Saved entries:

^^^^

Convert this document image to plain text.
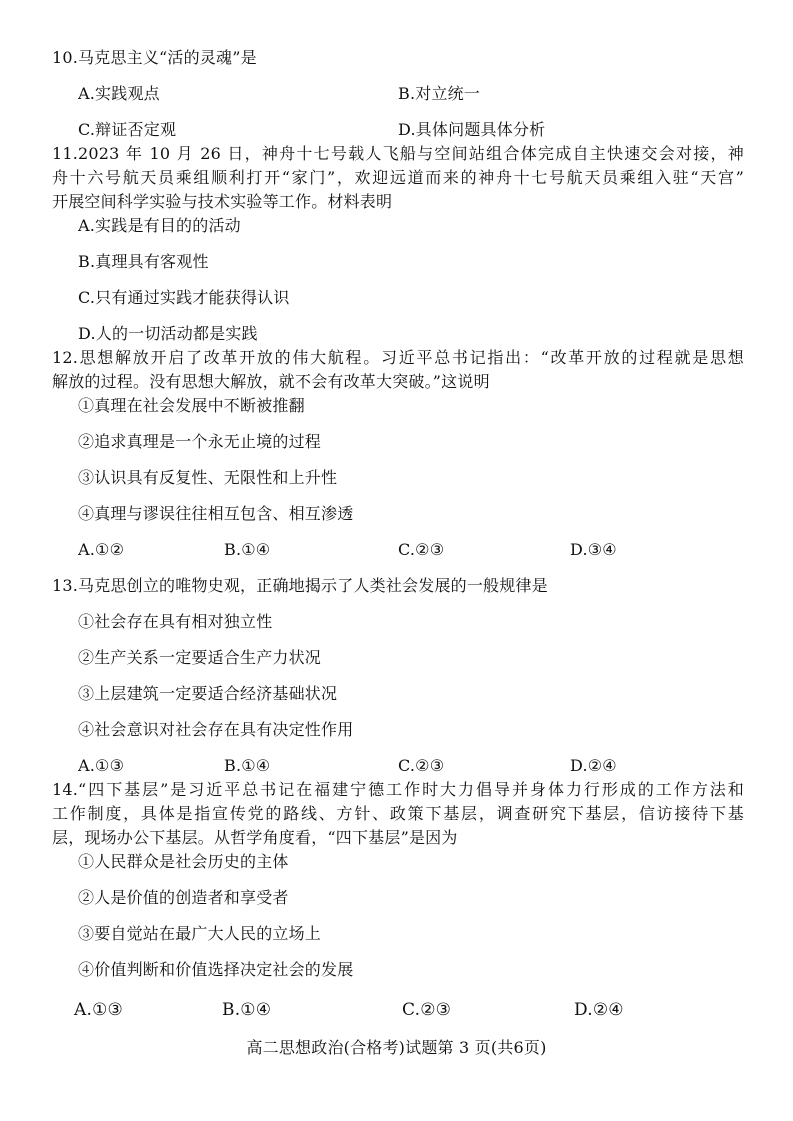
10.马克思主义“活的灵魂”是
A.实践观点	B.对立统一
C.辩证否定观	D.具体问题具体分析
11.2023 年 10 月 26 日，神舟十七号载人飞船与空间站组合体完成自主快速交会对接，神
舟十六号航天员乘组顺利打开“家门”，欢迎远道而来的神舟十七号航天员乘组入驻“天宫”
开展空间科学实验与技术实验等工作。材料表明
A.实践是有目的的活动
B.真理具有客观性
C.只有通过实践才能获得认识
D.人的一切活动都是实践
12.思想解放开启了改革开放的伟大航程。习近平总书记指出：“改革开放的过程就是思想
解放的过程。没有思想大解放，就不会有改革大突破。”这说明
①真理在社会发展中不断被推翻
②追求真理是一个永无止境的过程
③认识具有反复性、无限性和上升性
④真理与谬误往往相互包含、相互渗透
A.①②	B.①④	C.②③	D.③④
13.马克思创立的唯物史观，正确地揭示了人类社会发展的一般规律是
①社会存在具有相对独立性
②生产关系一定要适合生产力状况
③上层建筑一定要适合经济基础状况
④社会意识对社会存在具有决定性作用
A.①③	B.①④	C.②③	D.②④
14.“四下基层”是习近平总书记在福建宁德工作时大力倡导并身体力行形成的工作方法和
工作制度，具体是指宣传党的路线、方针、政策下基层，调查研究下基层，信访接待下基
层，现场办公下基层。从哲学角度看，“四下基层”是因为
①人民群众是社会历史的主体
②人是价值的创造者和享受者
③要自觉站在最广大人民的立场上
④价值判断和价值选择决定社会的发展
A.①③	B.①④	C.②③	D.②④
高二思想政治(合格考)试题第 3 页(共6页)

^^^^

What you have to do: Leave the pictures out, and transcribe each of the records exactly.

Written solution:
Convert this document image to plain text.
10.马克思主义“活的灵魂”是
A.实践观点	B.对立统一
C.辩证否定观	D.具体问题具体分析
11.2023 年 10 月 26 日，神舟十七号载人飞船与空间站组合体完成自主快速交会对接，神
舟十六号航天员乘组顺利打开“家门”，欢迎远道而来的神舟十七号航天员乘组入驻“天宫”
开展空间科学实验与技术实验等工作。材料表明
A.实践是有目的的活动
B.真理具有客观性
C.只有通过实践才能获得认识
D.人的一切活动都是实践
12.思想解放开启了改革开放的伟大航程。习近平总书记指出：“改革开放的过程就是思想
解放的过程。没有思想大解放，就不会有改革大突破。”这说明
①真理在社会发展中不断被推翻
②追求真理是一个永无止境的过程
③认识具有反复性、无限性和上升性
④真理与谬误往往相互包含、相互渗透
A.①②	B.①④	C.②③	D.③④
13.马克思创立的唯物史观，正确地揭示了人类社会发展的一般规律是
①社会存在具有相对独立性
②生产关系一定要适合生产力状况
③上层建筑一定要适合经济基础状况
④社会意识对社会存在具有决定性作用
A.①③	B.①④	C.②③	D.②④
14.“四下基层”是习近平总书记在福建宁德工作时大力倡导并身体力行形成的工作方法和
工作制度，具体是指宣传党的路线、方针、政策下基层，调查研究下基层，信访接待下基
层，现场办公下基层。从哲学角度看，“四下基层”是因为
①人民群众是社会历史的主体
②人是价值的创造者和享受者
③要自觉站在最广大人民的立场上
④价值判断和价值选择决定社会的发展
A.①③	B.①④	C.②③	D.②④
高二思想政治(合格考)试题第 3 页(共6页)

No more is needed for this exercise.